# WHAT YOU SHOULD DO
Every line that holds the string "title" is to be identified and copied.
#### STORED DATA ####
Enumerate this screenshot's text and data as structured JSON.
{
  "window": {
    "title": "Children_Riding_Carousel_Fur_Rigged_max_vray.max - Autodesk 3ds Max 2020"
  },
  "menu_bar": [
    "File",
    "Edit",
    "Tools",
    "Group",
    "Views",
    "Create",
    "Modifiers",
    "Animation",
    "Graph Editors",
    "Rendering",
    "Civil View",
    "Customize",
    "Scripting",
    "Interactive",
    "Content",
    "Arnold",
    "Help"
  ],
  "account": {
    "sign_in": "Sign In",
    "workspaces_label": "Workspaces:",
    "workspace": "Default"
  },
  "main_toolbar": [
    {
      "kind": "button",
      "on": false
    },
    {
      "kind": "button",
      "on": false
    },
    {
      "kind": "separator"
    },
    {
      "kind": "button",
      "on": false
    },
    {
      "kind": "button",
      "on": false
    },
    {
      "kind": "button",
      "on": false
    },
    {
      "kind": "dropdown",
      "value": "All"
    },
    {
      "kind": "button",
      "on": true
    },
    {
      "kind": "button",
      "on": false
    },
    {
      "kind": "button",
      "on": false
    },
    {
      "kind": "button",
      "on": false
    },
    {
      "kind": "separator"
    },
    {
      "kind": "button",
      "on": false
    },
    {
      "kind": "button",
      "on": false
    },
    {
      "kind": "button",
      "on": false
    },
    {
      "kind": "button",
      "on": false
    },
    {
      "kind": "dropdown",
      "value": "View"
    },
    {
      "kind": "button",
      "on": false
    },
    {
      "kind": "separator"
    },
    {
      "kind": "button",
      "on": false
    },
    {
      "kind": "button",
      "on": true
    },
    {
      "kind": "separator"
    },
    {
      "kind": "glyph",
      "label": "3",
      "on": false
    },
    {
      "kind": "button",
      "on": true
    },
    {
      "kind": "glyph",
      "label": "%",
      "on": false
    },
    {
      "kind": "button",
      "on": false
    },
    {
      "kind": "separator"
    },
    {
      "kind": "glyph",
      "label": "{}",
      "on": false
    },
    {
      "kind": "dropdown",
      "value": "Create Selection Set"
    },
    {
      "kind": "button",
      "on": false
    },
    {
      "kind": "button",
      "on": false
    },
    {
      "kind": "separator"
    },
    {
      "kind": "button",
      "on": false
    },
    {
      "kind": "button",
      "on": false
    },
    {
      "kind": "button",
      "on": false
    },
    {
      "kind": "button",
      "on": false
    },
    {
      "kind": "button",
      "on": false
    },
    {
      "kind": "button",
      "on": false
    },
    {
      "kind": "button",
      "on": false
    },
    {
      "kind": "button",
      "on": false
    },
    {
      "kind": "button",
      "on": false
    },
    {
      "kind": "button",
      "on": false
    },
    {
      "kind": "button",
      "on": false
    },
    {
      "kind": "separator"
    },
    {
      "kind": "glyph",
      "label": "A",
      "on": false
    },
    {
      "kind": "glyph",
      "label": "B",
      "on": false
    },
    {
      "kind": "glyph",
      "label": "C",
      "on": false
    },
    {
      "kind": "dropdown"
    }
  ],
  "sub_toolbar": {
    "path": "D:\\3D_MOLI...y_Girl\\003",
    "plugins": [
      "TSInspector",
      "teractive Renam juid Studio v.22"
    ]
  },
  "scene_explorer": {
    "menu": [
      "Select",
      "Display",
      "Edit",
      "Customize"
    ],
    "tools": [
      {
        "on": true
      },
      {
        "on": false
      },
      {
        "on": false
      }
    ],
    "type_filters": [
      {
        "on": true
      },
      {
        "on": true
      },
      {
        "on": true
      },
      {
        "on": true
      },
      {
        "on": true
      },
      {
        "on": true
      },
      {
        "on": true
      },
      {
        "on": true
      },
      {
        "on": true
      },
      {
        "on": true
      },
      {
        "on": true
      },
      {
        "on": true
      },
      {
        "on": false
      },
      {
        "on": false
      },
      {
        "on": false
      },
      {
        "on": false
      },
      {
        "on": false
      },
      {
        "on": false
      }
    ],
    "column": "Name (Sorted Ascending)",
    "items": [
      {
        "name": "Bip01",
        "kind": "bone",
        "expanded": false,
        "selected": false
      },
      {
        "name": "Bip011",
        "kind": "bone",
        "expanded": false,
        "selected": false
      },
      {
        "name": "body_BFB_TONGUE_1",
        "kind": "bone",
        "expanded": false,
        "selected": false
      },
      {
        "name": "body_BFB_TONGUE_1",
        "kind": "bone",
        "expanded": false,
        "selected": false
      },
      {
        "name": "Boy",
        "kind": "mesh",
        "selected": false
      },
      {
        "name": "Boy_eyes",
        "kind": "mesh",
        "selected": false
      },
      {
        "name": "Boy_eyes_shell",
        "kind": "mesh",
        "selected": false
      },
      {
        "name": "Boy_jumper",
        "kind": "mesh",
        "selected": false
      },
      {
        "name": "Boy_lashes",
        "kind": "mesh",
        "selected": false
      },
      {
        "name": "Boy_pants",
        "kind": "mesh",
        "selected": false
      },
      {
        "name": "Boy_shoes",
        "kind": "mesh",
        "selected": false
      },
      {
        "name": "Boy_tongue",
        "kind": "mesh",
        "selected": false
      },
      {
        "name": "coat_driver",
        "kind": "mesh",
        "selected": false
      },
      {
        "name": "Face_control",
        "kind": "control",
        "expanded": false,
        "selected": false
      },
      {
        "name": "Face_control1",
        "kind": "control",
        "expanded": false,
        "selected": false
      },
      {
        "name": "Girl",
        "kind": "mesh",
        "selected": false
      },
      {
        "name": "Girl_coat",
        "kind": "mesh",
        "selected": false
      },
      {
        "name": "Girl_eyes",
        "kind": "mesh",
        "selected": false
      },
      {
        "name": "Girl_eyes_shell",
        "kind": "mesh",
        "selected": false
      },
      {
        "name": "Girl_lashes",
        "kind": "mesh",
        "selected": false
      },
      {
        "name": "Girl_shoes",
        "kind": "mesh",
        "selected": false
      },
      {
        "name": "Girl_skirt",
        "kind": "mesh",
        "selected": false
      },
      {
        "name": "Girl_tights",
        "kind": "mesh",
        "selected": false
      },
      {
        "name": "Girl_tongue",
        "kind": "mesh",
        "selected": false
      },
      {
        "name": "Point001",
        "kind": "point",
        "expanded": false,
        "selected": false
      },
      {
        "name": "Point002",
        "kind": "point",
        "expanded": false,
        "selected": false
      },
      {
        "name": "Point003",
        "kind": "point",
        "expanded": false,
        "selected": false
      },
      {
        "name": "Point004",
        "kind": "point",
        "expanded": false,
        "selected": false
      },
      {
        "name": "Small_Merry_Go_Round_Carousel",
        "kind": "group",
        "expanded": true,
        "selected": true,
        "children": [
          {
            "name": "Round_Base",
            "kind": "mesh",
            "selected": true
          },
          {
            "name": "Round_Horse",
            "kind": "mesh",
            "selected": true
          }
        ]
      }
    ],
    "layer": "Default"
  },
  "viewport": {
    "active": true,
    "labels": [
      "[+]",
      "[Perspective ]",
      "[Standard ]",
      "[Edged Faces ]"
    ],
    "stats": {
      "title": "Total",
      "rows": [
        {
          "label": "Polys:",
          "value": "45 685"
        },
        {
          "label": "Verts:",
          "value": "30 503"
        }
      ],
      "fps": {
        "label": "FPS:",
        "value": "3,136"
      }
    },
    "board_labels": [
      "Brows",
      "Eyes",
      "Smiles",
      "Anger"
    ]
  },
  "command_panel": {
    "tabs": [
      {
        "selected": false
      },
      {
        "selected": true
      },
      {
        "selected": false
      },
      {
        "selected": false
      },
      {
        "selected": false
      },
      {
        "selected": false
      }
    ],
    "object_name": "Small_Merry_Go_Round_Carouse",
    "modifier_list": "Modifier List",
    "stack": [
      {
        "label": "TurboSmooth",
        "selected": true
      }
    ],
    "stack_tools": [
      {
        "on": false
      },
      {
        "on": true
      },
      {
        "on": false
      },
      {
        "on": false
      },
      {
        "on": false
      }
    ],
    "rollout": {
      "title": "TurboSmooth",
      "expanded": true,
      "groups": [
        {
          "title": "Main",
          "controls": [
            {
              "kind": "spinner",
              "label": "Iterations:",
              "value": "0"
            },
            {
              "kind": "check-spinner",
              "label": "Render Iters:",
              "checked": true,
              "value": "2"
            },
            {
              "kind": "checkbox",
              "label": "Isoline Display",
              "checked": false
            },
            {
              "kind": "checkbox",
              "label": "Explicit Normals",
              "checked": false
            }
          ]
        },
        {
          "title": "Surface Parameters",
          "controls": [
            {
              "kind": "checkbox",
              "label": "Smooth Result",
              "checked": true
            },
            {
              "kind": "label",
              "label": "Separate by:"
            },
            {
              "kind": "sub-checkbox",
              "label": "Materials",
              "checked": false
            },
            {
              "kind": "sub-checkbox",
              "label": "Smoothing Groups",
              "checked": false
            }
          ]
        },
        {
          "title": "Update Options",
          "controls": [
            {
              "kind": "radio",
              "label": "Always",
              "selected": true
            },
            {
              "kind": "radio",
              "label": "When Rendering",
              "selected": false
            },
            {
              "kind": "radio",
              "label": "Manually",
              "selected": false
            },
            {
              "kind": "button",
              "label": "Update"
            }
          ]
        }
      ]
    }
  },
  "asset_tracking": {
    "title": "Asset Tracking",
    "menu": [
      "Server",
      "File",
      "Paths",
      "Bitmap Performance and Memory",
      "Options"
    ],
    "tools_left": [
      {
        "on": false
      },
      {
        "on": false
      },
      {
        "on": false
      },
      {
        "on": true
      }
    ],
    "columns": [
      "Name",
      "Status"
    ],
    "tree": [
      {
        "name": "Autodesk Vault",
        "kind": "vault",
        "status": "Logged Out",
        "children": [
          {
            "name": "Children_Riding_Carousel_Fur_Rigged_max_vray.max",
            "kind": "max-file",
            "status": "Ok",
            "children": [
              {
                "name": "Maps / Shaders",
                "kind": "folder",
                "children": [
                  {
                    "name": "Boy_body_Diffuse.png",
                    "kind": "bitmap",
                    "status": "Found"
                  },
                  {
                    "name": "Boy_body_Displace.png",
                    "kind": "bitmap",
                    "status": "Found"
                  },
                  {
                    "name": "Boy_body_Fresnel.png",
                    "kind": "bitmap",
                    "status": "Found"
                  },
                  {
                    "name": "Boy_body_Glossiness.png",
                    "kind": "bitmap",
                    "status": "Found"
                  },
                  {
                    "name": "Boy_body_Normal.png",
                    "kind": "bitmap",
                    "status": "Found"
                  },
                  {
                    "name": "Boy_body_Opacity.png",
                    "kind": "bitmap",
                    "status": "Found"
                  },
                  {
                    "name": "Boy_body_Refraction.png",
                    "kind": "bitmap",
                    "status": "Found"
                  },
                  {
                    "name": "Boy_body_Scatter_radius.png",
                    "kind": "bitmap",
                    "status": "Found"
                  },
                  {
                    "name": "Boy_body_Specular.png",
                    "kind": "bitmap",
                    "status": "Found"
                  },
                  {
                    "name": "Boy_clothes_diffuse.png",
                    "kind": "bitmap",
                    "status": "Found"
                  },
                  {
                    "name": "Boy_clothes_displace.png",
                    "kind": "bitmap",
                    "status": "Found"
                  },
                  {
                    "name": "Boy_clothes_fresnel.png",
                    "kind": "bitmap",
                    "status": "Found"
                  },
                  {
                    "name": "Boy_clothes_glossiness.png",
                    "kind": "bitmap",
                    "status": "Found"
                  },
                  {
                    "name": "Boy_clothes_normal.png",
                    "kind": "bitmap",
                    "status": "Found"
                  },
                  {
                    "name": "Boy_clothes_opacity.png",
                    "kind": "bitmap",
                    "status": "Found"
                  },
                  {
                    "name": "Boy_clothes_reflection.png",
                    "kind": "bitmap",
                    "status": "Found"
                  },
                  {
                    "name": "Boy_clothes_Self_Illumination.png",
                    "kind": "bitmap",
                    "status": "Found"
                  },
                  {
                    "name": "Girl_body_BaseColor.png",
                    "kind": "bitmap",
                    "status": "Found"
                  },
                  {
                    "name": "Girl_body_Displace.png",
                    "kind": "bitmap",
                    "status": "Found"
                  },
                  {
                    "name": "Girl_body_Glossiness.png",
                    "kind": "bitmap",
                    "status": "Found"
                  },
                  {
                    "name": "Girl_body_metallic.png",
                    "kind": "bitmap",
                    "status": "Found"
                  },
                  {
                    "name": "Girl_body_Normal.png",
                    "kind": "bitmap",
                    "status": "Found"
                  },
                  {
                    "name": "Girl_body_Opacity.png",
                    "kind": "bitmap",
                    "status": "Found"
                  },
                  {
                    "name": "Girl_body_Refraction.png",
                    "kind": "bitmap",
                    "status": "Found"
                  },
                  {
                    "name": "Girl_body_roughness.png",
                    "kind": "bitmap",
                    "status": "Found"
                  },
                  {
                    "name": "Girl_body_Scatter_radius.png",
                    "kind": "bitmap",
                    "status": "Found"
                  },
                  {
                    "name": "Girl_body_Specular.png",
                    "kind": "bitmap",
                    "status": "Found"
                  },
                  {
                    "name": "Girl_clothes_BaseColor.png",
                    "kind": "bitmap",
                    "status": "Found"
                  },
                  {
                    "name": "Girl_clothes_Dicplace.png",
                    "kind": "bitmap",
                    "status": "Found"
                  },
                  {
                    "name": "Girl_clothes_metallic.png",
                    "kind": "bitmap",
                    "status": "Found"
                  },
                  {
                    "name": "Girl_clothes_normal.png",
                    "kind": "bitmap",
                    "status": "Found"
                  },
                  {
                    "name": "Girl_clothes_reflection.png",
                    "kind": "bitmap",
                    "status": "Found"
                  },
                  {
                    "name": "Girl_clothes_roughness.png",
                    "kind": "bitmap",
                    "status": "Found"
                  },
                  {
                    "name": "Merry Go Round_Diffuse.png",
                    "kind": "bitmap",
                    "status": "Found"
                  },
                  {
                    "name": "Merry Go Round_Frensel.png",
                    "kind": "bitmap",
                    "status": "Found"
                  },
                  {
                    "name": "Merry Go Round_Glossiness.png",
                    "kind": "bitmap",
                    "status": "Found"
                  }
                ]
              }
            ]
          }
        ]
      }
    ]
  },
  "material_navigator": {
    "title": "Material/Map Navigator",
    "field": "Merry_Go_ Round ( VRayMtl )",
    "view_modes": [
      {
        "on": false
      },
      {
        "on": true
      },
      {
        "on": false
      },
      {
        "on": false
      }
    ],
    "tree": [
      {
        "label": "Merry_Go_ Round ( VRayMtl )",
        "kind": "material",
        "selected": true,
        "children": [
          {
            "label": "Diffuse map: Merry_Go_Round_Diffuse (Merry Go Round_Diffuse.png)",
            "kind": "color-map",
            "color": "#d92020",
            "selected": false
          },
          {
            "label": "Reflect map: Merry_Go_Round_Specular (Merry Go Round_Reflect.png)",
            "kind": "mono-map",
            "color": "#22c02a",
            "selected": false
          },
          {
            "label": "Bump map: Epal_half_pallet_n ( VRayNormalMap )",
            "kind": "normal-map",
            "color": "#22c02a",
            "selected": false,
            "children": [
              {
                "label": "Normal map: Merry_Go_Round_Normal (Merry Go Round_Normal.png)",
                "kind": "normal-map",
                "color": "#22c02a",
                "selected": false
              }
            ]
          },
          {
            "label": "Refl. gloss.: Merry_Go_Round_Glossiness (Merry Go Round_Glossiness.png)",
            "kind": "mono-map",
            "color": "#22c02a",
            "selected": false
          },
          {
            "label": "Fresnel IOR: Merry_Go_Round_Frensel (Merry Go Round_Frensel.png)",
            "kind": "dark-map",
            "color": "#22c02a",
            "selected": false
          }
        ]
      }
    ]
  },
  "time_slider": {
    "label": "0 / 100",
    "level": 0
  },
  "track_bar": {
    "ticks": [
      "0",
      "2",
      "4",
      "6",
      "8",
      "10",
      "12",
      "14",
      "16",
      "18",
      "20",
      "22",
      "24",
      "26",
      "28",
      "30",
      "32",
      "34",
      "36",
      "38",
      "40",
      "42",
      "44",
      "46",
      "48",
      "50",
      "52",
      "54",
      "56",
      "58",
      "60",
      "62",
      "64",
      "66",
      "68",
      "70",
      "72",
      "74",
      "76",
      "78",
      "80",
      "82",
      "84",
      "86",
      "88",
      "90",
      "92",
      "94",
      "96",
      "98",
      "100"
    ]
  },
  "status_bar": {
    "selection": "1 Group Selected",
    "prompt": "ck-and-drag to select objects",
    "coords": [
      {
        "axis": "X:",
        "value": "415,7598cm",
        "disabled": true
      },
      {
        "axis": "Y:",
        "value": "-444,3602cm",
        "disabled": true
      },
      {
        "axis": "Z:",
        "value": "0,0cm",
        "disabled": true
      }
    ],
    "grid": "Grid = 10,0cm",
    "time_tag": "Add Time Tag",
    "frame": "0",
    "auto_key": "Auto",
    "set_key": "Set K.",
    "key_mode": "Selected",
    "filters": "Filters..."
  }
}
####
# RESPONSE TO THIS EXERCISE
    "title": "Children_Riding_Carousel_Fur_Rigged_max_vray.max - Autodesk 3ds Max 2020"
      "title": "Total",
      "title": "TurboSmooth",
          "title": "Main",
          "title": "Surface Parameters",
          "title": "Update Options",
    "title": "Asset Tracking",
    "title": "Material/Map Navigator",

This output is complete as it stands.